▶ [GOAL OF THE EXERCISE] Which lines include the word "предоставления"? Copy each of them.

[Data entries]
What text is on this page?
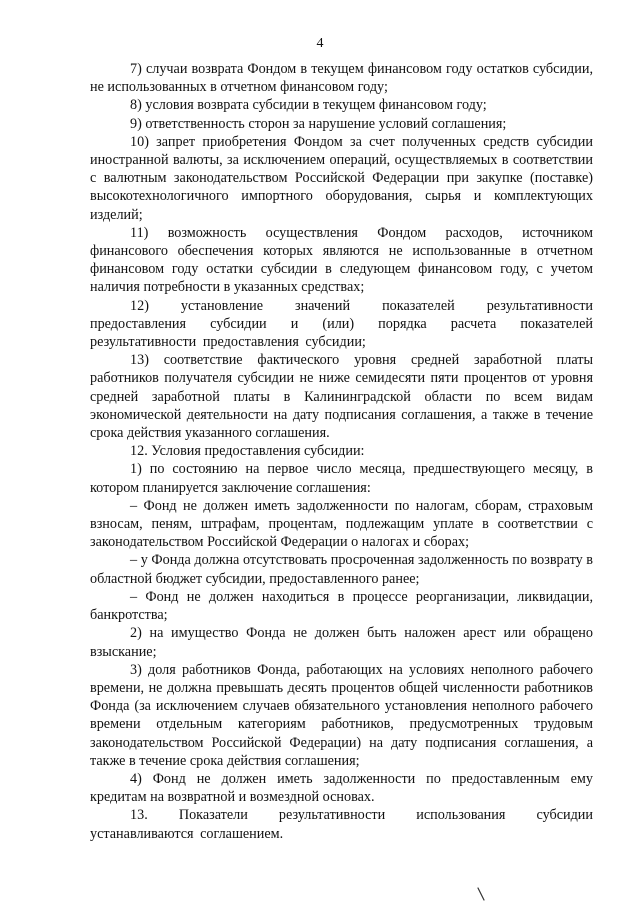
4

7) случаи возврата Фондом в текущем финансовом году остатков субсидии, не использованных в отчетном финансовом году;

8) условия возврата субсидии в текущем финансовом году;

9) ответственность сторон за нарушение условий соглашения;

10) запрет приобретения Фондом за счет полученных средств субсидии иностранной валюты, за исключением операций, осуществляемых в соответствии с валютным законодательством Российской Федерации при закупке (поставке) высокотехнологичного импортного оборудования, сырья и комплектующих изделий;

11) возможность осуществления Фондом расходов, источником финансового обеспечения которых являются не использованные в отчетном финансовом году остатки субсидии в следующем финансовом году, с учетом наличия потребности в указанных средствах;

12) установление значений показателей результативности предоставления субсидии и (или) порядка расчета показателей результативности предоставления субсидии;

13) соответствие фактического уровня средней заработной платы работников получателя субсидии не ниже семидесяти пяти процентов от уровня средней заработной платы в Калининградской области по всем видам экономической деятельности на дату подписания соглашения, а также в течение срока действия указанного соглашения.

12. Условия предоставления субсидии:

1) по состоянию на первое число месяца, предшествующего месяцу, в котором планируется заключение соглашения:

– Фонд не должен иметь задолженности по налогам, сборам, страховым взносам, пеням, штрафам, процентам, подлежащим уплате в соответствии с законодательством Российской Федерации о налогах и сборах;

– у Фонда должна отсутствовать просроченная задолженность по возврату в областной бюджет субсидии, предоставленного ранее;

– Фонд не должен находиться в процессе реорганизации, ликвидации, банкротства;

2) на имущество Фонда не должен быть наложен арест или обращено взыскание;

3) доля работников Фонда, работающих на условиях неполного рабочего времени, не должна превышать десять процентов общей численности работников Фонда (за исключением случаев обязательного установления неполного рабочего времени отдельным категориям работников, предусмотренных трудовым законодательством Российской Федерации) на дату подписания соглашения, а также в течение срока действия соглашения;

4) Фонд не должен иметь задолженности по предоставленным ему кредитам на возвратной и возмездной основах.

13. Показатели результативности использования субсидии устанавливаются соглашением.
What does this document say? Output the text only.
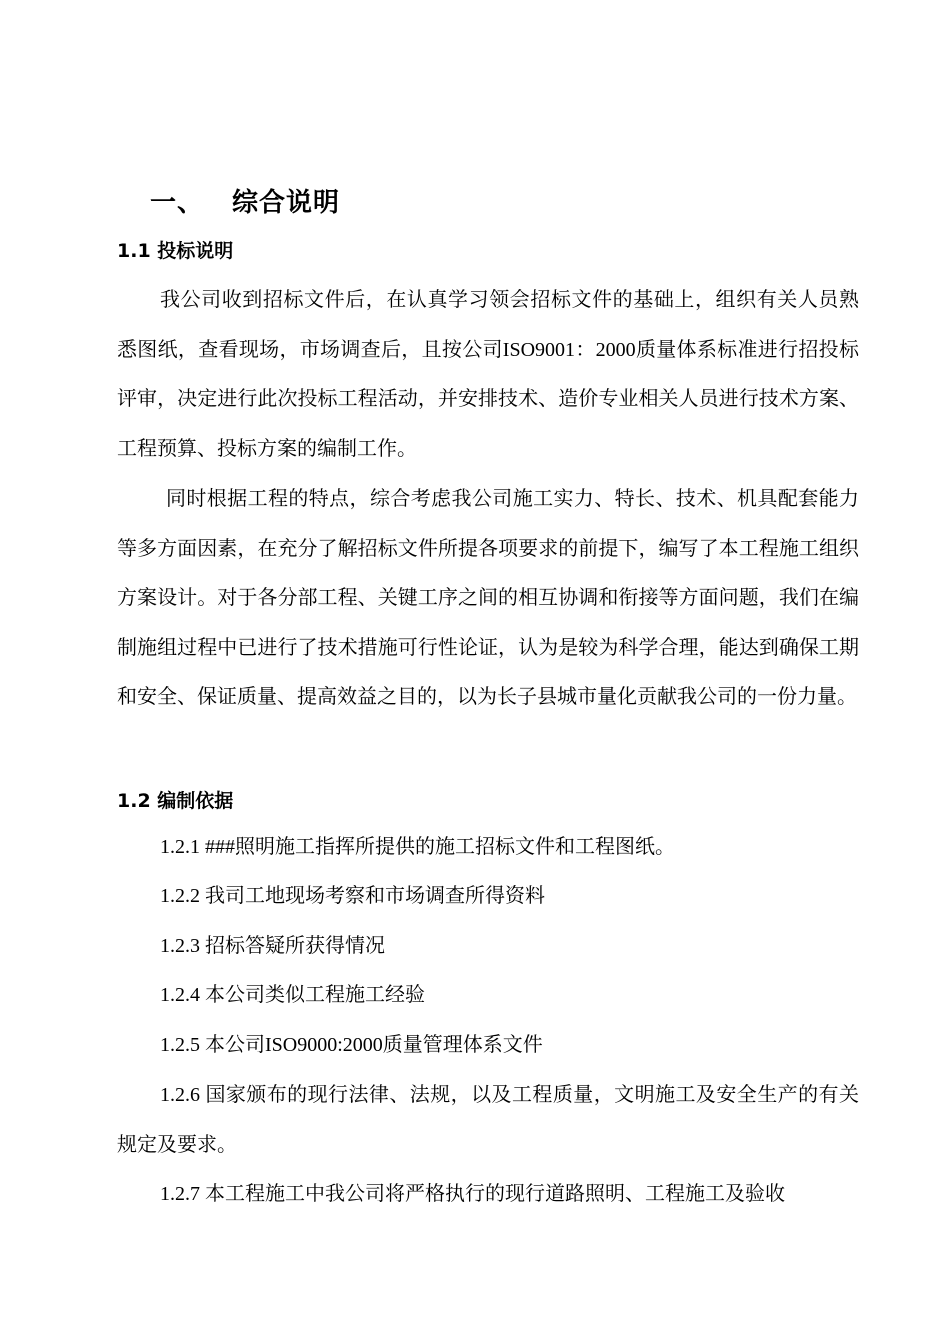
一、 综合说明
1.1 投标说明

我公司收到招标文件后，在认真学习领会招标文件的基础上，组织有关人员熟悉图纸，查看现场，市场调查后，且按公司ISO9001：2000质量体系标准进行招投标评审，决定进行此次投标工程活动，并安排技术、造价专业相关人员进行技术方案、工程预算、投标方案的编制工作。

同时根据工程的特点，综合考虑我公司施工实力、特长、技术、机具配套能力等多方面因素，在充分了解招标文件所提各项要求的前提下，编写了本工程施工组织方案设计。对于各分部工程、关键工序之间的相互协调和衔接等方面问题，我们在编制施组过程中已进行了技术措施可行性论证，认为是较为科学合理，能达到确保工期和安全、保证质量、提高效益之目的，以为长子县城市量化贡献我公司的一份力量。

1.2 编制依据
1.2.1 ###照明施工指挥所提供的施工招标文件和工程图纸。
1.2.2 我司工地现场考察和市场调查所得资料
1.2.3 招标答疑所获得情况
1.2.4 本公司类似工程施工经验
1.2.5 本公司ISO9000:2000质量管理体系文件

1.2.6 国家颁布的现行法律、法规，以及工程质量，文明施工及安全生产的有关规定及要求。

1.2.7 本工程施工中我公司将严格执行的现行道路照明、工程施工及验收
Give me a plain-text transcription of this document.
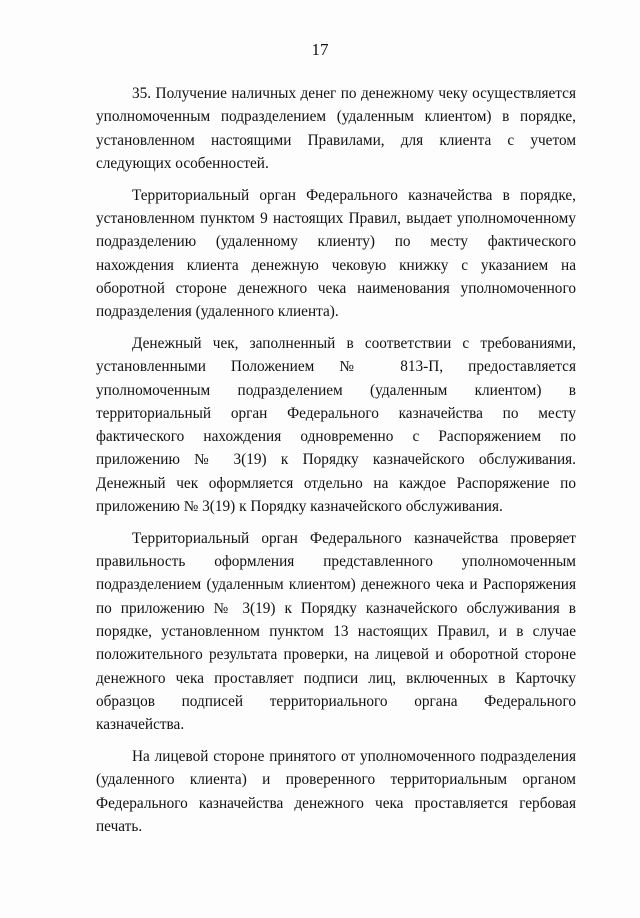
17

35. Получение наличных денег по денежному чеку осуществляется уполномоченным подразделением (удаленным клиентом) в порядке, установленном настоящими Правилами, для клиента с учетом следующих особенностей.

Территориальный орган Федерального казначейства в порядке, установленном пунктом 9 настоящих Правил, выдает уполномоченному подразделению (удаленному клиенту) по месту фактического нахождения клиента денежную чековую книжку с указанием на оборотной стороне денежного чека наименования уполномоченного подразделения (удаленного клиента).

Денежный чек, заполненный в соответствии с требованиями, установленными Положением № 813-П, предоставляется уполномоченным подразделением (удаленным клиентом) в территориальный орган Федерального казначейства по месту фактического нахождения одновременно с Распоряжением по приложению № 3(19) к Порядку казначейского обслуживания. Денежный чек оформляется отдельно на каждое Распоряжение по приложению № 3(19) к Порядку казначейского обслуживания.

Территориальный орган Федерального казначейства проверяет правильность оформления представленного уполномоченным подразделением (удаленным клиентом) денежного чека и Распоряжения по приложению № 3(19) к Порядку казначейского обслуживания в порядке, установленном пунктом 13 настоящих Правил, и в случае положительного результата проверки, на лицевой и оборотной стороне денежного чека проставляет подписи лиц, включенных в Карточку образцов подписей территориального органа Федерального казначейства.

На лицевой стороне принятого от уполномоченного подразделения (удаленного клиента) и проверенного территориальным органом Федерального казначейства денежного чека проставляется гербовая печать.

▶ [SOLVED EXERCISE]
12) установление значений показателей результативности предоставления субсидии и (или) порядка расчета показателей результативности предоставления субсидии;
12. Условия предоставления субсидии:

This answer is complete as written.